Exercise: Count, in the entries, the lines with "title". Answer with the number only.

---------- Excerpted data ----------

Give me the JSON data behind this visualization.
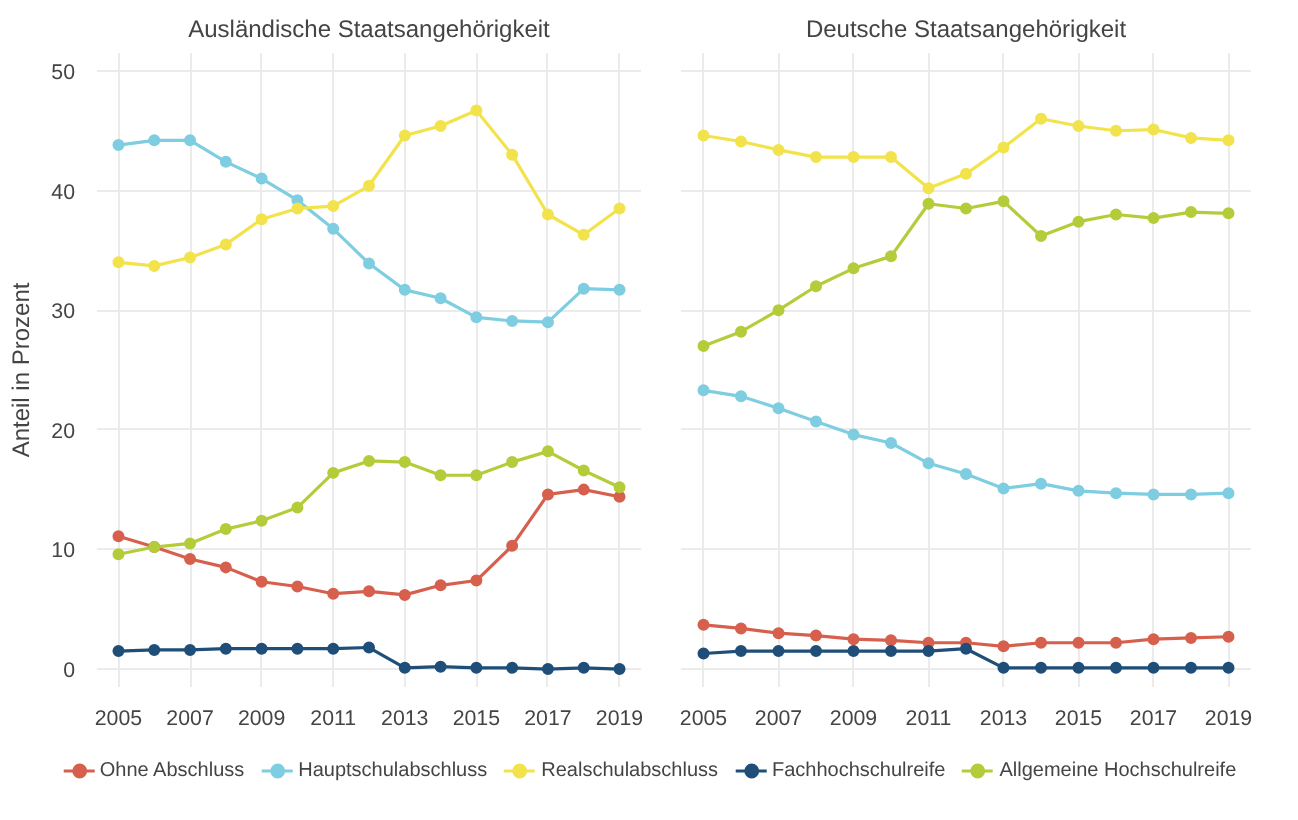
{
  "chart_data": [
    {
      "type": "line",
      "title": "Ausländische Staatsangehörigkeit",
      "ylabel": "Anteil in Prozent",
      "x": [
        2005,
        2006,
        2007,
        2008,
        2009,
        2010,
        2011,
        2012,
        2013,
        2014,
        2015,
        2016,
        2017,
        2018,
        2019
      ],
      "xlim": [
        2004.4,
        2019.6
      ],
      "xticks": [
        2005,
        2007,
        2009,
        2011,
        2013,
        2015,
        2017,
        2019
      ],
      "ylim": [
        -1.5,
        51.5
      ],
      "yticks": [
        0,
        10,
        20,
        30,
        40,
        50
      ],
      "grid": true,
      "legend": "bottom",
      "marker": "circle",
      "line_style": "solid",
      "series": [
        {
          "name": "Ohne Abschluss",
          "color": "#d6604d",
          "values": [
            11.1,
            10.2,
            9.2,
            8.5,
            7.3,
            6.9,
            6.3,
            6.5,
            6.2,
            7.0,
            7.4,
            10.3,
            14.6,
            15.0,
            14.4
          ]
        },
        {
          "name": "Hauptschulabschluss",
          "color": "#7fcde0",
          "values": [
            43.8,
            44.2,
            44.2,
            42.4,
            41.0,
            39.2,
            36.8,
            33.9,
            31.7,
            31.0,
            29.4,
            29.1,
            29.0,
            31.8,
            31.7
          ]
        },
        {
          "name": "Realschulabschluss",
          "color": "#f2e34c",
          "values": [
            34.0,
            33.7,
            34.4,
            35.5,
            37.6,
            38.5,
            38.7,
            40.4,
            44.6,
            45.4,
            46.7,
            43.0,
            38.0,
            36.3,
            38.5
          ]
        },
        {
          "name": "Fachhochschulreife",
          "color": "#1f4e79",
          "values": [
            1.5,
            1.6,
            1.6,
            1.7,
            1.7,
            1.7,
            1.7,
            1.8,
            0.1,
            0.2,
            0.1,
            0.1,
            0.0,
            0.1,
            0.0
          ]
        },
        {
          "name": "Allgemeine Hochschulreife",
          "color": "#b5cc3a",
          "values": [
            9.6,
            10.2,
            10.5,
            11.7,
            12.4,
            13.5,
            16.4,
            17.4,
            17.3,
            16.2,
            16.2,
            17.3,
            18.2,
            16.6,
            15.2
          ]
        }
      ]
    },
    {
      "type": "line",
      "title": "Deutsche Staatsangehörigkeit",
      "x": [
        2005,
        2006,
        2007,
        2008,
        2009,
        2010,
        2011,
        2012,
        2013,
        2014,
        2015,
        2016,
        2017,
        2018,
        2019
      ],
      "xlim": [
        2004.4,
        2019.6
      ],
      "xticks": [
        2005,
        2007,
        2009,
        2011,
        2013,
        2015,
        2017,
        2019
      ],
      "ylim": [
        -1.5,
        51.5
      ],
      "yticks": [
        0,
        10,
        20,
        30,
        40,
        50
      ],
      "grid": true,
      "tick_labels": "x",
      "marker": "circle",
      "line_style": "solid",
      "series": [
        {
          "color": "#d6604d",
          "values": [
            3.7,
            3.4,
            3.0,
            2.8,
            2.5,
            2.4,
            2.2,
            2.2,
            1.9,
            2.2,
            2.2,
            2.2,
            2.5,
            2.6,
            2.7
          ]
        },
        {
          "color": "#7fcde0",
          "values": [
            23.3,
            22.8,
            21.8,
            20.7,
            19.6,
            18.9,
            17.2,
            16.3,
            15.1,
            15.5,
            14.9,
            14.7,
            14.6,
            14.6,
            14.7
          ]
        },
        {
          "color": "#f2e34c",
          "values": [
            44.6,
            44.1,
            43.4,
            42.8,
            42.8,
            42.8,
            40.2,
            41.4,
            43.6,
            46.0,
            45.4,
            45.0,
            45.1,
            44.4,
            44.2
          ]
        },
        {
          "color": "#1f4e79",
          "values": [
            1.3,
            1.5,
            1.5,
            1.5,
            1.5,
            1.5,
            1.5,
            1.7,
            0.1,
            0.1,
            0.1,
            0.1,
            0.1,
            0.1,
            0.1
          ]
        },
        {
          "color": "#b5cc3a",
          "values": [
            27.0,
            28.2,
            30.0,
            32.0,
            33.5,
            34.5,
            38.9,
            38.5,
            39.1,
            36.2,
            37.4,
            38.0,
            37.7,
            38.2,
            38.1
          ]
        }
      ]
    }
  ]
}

----------

Answer to this exercise: 2